Put every line from the beginning of the records through the line containing "bar <box>419 197 425 411</box>", inclusive, into a numbered list, omitting any blank lines.

########################################

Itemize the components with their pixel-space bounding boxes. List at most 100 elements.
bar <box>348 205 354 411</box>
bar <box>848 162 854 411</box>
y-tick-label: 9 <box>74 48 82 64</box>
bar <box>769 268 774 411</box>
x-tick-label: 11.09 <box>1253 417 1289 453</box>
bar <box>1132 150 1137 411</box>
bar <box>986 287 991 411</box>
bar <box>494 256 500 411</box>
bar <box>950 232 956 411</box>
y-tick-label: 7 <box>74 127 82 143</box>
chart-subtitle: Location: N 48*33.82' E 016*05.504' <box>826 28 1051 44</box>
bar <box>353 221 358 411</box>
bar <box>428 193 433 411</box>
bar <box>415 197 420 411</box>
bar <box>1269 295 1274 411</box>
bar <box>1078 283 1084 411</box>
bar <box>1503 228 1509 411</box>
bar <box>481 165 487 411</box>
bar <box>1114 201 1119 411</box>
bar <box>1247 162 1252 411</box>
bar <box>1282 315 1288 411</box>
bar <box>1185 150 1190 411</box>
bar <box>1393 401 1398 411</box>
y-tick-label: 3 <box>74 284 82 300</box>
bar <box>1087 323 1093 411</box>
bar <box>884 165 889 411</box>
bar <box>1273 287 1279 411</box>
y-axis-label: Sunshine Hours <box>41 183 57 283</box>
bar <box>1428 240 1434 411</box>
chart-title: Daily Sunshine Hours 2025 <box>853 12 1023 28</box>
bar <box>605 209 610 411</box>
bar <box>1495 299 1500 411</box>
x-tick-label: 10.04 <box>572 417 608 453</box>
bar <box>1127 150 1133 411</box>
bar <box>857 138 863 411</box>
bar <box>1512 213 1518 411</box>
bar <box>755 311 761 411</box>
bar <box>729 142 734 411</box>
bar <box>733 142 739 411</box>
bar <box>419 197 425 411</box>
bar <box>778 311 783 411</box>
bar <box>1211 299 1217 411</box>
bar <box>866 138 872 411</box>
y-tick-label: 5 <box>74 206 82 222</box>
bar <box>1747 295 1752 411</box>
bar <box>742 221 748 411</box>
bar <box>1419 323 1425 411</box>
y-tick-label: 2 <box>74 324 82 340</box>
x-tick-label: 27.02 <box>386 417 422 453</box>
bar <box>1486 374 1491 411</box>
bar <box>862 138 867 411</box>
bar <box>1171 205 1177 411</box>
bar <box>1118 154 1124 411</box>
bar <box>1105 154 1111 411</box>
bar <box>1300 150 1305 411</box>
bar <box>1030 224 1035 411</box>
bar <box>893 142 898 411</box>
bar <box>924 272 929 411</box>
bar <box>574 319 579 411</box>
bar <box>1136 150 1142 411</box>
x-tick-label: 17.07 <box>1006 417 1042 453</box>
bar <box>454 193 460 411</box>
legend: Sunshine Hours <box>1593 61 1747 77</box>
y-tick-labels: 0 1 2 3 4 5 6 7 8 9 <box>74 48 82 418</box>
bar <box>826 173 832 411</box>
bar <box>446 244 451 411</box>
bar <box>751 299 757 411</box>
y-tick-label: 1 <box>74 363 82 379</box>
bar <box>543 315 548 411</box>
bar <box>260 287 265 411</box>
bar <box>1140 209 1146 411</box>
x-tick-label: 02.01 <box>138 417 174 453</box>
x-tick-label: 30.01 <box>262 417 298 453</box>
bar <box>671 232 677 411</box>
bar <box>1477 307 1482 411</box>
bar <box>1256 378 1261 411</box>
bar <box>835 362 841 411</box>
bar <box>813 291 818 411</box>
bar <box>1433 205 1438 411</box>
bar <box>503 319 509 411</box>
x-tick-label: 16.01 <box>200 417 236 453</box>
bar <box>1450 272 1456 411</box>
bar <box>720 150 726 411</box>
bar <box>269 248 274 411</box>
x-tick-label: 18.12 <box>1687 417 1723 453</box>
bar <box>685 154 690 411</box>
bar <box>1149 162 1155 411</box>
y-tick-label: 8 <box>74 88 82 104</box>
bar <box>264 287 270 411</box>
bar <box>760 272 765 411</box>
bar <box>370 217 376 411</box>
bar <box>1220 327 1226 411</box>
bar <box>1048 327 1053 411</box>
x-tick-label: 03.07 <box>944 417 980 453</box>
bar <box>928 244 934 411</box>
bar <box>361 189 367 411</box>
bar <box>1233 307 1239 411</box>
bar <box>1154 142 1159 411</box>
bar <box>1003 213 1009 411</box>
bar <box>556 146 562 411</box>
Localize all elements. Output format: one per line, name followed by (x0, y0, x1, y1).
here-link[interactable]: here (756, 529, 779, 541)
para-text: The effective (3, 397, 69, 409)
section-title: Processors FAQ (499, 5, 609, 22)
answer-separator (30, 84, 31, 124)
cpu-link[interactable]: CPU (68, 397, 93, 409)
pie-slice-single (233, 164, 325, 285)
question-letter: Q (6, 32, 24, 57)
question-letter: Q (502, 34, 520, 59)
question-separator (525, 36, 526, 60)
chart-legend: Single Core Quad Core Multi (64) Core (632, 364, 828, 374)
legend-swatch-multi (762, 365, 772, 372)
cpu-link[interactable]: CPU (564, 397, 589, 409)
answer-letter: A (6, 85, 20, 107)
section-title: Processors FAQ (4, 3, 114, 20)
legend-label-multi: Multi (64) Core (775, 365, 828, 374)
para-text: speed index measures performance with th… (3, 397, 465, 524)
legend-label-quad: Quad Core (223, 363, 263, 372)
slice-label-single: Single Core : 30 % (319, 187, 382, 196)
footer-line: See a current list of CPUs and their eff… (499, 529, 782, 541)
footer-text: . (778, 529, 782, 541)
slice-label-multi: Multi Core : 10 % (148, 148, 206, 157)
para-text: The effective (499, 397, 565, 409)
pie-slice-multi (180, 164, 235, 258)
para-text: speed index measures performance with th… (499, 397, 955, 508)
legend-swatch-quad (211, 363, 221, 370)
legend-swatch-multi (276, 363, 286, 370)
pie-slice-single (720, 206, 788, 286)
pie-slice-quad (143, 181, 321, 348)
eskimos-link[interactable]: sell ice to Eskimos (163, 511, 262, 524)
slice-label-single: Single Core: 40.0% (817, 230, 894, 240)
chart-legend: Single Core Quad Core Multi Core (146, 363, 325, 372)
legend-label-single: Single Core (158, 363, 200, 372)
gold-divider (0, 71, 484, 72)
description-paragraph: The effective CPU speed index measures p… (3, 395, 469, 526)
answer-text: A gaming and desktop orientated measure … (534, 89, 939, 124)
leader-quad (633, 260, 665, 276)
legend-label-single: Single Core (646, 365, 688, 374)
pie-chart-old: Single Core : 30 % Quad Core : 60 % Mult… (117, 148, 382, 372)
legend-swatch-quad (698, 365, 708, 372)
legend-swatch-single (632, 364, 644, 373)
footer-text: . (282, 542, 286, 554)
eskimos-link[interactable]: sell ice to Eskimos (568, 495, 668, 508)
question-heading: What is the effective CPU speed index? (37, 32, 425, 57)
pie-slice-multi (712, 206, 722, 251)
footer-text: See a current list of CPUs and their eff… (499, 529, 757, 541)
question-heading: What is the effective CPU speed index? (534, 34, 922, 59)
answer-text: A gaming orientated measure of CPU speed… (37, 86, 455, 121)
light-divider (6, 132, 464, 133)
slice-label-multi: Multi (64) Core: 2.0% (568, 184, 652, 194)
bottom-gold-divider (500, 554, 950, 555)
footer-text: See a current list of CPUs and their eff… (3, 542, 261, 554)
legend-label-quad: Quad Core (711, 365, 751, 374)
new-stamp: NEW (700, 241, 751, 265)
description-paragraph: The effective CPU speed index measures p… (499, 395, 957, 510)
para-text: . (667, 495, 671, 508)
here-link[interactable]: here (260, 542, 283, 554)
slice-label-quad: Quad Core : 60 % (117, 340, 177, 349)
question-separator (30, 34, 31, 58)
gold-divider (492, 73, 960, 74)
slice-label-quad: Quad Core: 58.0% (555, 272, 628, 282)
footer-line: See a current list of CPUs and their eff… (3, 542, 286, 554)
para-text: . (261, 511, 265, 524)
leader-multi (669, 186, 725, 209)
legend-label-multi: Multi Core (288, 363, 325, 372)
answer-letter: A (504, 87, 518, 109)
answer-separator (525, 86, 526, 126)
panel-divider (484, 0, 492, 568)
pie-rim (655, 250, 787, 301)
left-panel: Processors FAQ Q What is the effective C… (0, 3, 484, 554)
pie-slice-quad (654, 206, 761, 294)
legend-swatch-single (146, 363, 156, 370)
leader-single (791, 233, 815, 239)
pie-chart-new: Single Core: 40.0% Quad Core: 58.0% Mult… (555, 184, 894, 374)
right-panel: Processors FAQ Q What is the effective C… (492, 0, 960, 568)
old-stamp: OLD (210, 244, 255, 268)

########################################

» Complete response
1. Itemize the components with their pixel-space bounding boxes. List at most 100 elements.
2. bar <box>348 205 354 411</box>
3. bar <box>848 162 854 411</box>
4. y-tick-label: 9 <box>74 48 82 64</box>
5. bar <box>769 268 774 411</box>
6. x-tick-label: 11.09 <box>1253 417 1289 453</box>
7. bar <box>1132 150 1137 411</box>
8. bar <box>986 287 991 411</box>
9. bar <box>494 256 500 411</box>
10. bar <box>950 232 956 411</box>
11. y-tick-label: 7 <box>74 127 82 143</box>
12. chart-subtitle: Location: N 48*33.82' E 016*05.504' <box>826 28 1051 44</box>
13. bar <box>353 221 358 411</box>
14. bar <box>428 193 433 411</box>
15. bar <box>415 197 420 411</box>
16. bar <box>1269 295 1274 411</box>
17. bar <box>1078 283 1084 411</box>
18. bar <box>1503 228 1509 411</box>
19. bar <box>481 165 487 411</box>
20. bar <box>1114 201 1119 411</box>
21. bar <box>1247 162 1252 411</box>
22. bar <box>1282 315 1288 411</box>
23. bar <box>1185 150 1190 411</box>
24. bar <box>1393 401 1398 411</box>
25. y-tick-label: 3 <box>74 284 82 300</box>
26. bar <box>1087 323 1093 411</box>
27. bar <box>884 165 889 411</box>
28. bar <box>1273 287 1279 411</box>
29. y-axis-label: Sunshine Hours <box>41 183 57 283</box>
30. bar <box>1428 240 1434 411</box>
31. chart-title: Daily Sunshine Hours 2025 <box>853 12 1023 28</box>
32. bar <box>605 209 610 411</box>
33. bar <box>1495 299 1500 411</box>
34. x-tick-label: 10.04 <box>572 417 608 453</box>
35. bar <box>1127 150 1133 411</box>
36. bar <box>857 138 863 411</box>
37. bar <box>1512 213 1518 411</box>
38. bar <box>755 311 761 411</box>
39. bar <box>729 142 734 411</box>
40. bar <box>733 142 739 411</box>
41. bar <box>419 197 425 411</box>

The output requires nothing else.